Figure dataset records:
※ ※ ※

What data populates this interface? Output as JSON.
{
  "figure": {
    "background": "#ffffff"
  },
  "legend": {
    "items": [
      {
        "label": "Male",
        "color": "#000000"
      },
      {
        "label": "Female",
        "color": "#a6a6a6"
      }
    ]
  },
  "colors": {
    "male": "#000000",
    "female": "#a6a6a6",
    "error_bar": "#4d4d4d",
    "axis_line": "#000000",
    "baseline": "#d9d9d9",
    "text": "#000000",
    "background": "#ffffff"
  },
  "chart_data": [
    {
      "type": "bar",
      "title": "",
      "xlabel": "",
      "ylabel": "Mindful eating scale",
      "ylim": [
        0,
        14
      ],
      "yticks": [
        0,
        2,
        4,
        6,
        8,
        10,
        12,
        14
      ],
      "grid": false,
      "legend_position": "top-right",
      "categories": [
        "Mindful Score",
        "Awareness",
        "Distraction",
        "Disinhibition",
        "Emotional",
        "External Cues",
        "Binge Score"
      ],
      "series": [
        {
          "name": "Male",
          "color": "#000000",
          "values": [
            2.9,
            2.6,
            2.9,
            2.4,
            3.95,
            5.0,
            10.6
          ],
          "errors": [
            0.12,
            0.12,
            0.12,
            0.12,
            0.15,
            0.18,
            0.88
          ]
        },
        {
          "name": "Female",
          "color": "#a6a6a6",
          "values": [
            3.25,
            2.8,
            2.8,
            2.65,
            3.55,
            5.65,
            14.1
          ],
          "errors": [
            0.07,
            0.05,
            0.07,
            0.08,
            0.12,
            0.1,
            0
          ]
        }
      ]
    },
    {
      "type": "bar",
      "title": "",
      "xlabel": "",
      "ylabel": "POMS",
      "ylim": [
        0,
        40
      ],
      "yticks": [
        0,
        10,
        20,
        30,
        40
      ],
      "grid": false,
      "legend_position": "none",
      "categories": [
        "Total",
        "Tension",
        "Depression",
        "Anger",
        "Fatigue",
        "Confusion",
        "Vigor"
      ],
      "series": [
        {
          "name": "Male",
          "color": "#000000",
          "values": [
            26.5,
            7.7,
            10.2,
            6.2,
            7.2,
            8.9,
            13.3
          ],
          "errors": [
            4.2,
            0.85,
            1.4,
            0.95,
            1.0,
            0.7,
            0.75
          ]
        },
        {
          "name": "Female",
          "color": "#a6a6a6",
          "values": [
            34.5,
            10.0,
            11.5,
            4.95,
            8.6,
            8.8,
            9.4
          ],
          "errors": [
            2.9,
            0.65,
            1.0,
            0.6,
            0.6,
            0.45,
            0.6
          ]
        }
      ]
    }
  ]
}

※ ※ ※

**STATED TASK**. Each line above must be printed exactly as it appears.

**FULL ANSWER**.
What data populates this interface? Output as JSON.
{
  "figure": {
    "background": "#ffffff"
  },
  "legend": {
    "items": [
      {
        "label": "Male",
        "color": "#000000"
      },
      {
        "label": "Female",
        "color": "#a6a6a6"
      }
    ]
  },
  "colors": {
    "male": "#000000",
    "female": "#a6a6a6",
    "error_bar": "#4d4d4d",
    "axis_line": "#000000",
    "baseline": "#d9d9d9",
    "text": "#000000",
    "background": "#ffffff"
  },
  "chart_data": [
    {
      "type": "bar",
      "title": "",
      "xlabel": "",
      "ylabel": "Mindful eating scale",
      "ylim": [
        0,
        14
      ],
      "yticks": [
        0,
        2,
        4,
        6,
        8,
        10,
        12,
        14
      ],
      "grid": false,
      "legend_position": "top-right",
      "categories": [
        "Mindful Score",
        "Awareness",
        "Distraction",
        "Disinhibition",
        "Emotional",
        "External Cues",
        "Binge Score"
      ],
      "series": [
        {
          "name": "Male",
          "color": "#000000",
          "values": [
            2.9,
            2.6,
            2.9,
            2.4,
            3.95,
            5.0,
            10.6
          ],
          "errors": [
            0.12,
            0.12,
            0.12,
            0.12,
            0.15,
            0.18,
            0.88
          ]
        },
        {
          "name": "Female",
          "color": "#a6a6a6",
          "values": [
            3.25,
            2.8,
            2.8,
            2.65,
            3.55,
            5.65,
            14.1
          ],
          "errors": [
            0.07,
            0.05,
            0.07,
            0.08,
            0.12,
            0.1,
            0
          ]
        }
      ]
    },
    {
      "type": "bar",
      "title": "",
      "xlabel": "",
      "ylabel": "POMS",
      "ylim": [
        0,
        40
      ],
      "yticks": [
        0,
        10,
        20,
        30,
        40
      ],
      "grid": false,
      "legend_position": "none",
      "categories": [
        "Total",
        "Tension",
        "Depression",
        "Anger",
        "Fatigue",
        "Confusion",
        "Vigor"
      ],
      "series": [
        {
          "name": "Male",
          "color": "#000000",
          "values": [
            26.5,
            7.7,
            10.2,
            6.2,
            7.2,
            8.9,
            13.3
          ],
          "errors": [
            4.2,
            0.85,
            1.4,
            0.95,
            1.0,
            0.7,
            0.75
          ]
        },
        {
          "name": "Female",
          "color": "#a6a6a6",
          "values": [
            34.5,
            10.0,
            11.5,
            4.95,
            8.6,
            8.8,
            9.4
          ],
          "errors": [
            2.9,
            0.65,
            1.0,
            0.6,
            0.6,
            0.45,
            0.6
          ]
        }
      ]
    }
  ]
}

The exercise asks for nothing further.